* start Data to process *

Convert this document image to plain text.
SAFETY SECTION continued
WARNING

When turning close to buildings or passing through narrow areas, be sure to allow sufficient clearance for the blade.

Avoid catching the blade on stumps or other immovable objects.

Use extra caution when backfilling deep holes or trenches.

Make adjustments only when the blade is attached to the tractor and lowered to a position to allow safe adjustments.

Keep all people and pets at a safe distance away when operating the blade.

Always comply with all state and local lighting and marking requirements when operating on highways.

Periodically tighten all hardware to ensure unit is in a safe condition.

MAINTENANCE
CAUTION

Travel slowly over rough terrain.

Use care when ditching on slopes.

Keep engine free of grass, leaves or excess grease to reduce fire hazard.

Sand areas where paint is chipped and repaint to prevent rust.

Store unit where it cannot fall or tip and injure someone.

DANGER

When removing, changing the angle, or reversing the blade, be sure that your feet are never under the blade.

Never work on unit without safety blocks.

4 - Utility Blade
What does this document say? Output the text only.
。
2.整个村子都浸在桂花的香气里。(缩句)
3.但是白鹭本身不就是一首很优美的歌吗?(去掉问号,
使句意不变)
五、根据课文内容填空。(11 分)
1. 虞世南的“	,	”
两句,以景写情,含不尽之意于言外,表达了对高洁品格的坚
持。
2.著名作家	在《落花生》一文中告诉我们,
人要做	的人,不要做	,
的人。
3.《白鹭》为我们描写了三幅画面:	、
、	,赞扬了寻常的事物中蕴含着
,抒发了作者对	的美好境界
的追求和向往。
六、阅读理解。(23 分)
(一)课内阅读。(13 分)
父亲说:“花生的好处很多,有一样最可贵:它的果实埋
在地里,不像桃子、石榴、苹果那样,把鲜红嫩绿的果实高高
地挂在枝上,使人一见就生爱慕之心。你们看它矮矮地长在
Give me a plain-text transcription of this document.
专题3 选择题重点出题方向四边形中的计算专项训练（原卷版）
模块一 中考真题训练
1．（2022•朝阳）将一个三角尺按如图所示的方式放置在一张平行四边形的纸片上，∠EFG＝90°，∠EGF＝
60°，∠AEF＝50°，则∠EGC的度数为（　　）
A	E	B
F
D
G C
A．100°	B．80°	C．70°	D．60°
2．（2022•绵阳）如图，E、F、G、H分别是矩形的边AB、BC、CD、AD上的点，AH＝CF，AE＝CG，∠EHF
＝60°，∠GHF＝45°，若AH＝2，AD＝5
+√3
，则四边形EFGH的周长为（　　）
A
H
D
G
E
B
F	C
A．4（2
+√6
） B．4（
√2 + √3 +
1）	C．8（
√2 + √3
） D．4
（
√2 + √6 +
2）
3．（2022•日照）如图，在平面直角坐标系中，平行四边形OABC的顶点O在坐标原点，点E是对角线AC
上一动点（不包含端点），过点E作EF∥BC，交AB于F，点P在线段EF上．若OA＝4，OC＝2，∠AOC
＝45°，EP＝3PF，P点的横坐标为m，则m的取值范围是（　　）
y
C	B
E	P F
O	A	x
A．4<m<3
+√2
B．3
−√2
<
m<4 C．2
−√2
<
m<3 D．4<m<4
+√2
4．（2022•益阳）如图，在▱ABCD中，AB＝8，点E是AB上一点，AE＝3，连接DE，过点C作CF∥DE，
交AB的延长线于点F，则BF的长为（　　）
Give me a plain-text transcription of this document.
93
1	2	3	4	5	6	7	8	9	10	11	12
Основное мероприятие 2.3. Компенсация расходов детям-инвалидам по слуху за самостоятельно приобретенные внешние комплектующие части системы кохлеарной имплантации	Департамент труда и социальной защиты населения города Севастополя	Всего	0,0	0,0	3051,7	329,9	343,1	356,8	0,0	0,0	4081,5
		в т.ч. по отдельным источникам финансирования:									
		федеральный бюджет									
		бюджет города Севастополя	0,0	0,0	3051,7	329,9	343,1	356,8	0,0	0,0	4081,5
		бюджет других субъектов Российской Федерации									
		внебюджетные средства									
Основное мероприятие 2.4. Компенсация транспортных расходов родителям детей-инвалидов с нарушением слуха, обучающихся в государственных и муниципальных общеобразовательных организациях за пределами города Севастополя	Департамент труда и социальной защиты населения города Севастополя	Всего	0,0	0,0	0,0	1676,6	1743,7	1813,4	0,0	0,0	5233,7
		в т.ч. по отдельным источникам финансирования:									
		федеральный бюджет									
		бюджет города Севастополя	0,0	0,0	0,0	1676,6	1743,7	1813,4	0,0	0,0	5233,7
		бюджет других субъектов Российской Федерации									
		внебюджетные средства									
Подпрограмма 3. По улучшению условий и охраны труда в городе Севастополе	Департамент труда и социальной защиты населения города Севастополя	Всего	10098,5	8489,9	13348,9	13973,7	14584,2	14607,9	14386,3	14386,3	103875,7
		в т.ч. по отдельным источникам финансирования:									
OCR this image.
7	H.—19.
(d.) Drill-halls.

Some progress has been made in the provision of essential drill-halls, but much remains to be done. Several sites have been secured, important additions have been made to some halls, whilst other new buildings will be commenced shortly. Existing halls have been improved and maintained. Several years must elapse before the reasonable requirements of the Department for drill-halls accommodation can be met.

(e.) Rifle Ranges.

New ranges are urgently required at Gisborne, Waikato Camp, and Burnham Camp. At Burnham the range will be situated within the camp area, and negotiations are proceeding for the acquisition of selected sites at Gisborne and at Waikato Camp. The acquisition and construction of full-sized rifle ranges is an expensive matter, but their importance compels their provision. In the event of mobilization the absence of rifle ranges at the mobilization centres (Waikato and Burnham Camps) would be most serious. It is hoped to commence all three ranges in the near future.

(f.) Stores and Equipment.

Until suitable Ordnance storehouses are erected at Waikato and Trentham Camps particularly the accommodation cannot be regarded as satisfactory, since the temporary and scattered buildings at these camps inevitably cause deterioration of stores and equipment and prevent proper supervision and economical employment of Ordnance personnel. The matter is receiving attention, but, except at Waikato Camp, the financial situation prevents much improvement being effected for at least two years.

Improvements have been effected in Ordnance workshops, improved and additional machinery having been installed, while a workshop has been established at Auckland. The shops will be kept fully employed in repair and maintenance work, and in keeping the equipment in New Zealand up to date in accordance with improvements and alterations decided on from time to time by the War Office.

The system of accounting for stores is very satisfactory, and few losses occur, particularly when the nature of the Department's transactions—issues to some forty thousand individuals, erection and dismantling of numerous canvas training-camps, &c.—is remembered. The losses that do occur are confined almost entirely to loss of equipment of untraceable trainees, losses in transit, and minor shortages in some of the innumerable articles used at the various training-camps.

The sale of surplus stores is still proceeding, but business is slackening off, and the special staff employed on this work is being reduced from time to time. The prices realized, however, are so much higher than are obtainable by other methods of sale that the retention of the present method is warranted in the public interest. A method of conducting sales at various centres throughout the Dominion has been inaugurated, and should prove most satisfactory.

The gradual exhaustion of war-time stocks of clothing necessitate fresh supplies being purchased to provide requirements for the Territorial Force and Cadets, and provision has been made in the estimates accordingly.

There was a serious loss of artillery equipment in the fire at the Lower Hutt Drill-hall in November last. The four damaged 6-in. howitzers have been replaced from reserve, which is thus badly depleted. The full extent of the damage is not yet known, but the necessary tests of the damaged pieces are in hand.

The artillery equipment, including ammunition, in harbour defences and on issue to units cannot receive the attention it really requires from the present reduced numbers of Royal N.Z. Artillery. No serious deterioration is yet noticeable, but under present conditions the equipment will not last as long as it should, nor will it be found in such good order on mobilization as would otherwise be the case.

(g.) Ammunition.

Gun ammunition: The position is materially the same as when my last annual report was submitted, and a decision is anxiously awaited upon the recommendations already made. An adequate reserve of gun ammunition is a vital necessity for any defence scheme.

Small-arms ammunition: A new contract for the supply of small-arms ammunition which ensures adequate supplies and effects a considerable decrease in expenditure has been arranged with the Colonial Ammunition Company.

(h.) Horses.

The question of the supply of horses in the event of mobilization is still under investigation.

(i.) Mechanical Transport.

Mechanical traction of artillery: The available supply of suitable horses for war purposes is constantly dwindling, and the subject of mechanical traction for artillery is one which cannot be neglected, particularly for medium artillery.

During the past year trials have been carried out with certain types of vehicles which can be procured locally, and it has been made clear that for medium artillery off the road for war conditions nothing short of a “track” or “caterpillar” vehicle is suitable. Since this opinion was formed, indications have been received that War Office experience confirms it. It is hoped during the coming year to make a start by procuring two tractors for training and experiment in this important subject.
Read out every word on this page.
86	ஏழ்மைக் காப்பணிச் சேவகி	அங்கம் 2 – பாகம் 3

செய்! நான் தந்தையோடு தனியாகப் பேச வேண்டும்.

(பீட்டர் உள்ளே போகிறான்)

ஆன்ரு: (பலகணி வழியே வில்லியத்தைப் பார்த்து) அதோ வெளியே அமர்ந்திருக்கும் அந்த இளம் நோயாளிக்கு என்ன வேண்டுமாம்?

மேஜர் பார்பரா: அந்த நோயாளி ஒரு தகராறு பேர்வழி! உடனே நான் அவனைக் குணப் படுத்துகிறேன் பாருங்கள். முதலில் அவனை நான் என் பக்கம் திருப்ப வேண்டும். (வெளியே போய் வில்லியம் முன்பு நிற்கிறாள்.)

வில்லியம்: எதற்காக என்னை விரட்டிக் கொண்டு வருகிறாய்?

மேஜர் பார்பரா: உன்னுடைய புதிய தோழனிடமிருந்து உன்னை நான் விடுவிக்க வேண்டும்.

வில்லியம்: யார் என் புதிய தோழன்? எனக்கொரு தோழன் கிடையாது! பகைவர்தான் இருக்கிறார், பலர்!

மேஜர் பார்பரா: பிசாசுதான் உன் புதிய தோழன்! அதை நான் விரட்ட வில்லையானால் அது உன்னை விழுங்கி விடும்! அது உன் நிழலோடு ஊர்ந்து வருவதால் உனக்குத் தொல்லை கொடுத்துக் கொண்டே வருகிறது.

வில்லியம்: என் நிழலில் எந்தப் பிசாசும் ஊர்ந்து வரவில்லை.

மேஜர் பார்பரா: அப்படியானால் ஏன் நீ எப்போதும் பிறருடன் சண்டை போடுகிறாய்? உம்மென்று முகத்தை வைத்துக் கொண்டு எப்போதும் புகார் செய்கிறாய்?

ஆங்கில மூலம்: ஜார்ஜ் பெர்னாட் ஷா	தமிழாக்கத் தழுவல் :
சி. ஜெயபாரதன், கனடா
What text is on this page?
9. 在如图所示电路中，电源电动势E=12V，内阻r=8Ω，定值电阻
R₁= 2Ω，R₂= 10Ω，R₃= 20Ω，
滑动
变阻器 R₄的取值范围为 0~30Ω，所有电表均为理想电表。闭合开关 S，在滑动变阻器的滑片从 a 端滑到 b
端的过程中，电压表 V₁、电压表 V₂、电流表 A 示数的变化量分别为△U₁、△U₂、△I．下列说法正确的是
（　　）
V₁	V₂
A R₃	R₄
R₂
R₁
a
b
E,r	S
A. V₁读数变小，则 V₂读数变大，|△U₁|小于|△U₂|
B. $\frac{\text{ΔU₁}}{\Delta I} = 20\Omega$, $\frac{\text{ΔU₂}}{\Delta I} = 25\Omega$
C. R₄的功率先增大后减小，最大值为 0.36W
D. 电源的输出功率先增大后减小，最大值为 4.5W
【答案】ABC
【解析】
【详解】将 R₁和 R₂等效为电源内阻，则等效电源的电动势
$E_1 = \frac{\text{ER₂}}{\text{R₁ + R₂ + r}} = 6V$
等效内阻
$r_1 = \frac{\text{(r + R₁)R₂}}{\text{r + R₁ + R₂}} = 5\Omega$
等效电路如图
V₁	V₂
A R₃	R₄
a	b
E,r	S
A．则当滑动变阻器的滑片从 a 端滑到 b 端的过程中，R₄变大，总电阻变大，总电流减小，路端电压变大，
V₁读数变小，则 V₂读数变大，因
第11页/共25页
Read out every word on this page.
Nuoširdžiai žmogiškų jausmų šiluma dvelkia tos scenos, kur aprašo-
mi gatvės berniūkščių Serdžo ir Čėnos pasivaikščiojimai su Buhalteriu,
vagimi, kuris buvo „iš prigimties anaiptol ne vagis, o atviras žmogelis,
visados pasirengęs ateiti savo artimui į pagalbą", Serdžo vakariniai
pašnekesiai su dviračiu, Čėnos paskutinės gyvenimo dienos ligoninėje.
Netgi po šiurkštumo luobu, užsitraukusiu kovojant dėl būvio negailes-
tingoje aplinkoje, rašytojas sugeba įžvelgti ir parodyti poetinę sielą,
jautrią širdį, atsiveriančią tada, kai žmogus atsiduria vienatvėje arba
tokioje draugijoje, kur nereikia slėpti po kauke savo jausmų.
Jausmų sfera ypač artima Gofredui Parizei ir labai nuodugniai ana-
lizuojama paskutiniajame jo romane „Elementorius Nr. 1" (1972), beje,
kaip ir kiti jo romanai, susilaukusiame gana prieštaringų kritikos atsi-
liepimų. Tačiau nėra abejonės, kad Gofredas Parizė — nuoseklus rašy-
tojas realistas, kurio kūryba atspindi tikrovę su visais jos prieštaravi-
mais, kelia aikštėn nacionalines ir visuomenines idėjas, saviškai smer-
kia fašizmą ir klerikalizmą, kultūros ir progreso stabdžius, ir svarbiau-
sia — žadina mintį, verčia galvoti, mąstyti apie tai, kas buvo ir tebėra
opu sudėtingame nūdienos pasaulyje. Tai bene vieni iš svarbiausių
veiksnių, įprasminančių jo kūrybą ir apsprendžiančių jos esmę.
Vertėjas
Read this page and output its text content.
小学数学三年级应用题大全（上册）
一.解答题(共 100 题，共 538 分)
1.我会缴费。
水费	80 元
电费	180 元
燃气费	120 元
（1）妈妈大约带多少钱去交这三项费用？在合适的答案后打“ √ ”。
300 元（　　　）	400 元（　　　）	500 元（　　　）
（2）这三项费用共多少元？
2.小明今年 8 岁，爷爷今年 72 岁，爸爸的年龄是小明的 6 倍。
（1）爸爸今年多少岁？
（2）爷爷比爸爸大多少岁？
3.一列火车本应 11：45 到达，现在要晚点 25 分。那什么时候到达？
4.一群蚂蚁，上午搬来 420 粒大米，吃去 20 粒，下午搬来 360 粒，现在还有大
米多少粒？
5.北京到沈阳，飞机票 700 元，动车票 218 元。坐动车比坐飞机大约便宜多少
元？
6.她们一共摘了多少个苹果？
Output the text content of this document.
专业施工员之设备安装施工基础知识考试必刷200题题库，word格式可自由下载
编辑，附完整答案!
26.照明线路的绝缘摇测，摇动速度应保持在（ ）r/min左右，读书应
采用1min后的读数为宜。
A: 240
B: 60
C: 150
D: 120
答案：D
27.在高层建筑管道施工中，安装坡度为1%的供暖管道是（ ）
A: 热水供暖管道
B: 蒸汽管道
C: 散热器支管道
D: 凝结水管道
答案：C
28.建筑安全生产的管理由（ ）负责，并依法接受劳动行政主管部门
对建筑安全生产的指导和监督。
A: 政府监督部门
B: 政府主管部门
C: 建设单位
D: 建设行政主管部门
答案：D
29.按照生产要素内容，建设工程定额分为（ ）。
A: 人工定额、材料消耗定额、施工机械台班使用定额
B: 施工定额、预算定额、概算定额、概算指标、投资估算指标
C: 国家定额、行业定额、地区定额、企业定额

* end Data to process *

#### Given exercise:
From the line holding "Read this page and output its text content." through the last line above, reproduce each line exactly and add nothing.

#### Reply to the task:
Read this page and output its text content.
小学数学三年级应用题大全（上册）
一.解答题(共 100 题，共 538 分)
1.我会缴费。
水费	80 元
电费	180 元
燃气费	120 元
（1）妈妈大约带多少钱去交这三项费用？在合适的答案后打“ √ ”。
300 元（　　　）	400 元（　　　）	500 元（　　　）
（2）这三项费用共多少元？
2.小明今年 8 岁，爷爷今年 72 岁，爸爸的年龄是小明的 6 倍。
（1）爸爸今年多少岁？
（2）爷爷比爸爸大多少岁？
3.一列火车本应 11：45 到达，现在要晚点 25 分。那什么时候到达？
4.一群蚂蚁，上午搬来 420 粒大米，吃去 20 粒，下午搬来 360 粒，现在还有大
米多少粒？
5.北京到沈阳，飞机票 700 元，动车票 218 元。坐动车比坐飞机大约便宜多少
元？
6.她们一共摘了多少个苹果？
Output the text content of this document.
专业施工员之设备安装施工基础知识考试必刷200题题库，word格式可自由下载
编辑，附完整答案!
26.照明线路的绝缘摇测，摇动速度应保持在（ ）r/min左右，读书应
采用1min后的读数为宜。
A: 240
B: 60
C: 150
D: 120
答案：D
27.在高层建筑管道施工中，安装坡度为1%的供暖管道是（ ）
A: 热水供暖管道
B: 蒸汽管道
C: 散热器支管道
D: 凝结水管道
答案：C
28.建筑安全生产的管理由（ ）负责，并依法接受劳动行政主管部门
对建筑安全生产的指导和监督。
A: 政府监督部门
B: 政府主管部门
C: 建设单位
D: 建设行政主管部门
答案：D
29.按照生产要素内容，建设工程定额分为（ ）。
A: 人工定额、材料消耗定额、施工机械台班使用定额
B: 施工定额、预算定额、概算定额、概算指标、投资估算指标
C: 国家定额、行业定额、地区定额、企业定额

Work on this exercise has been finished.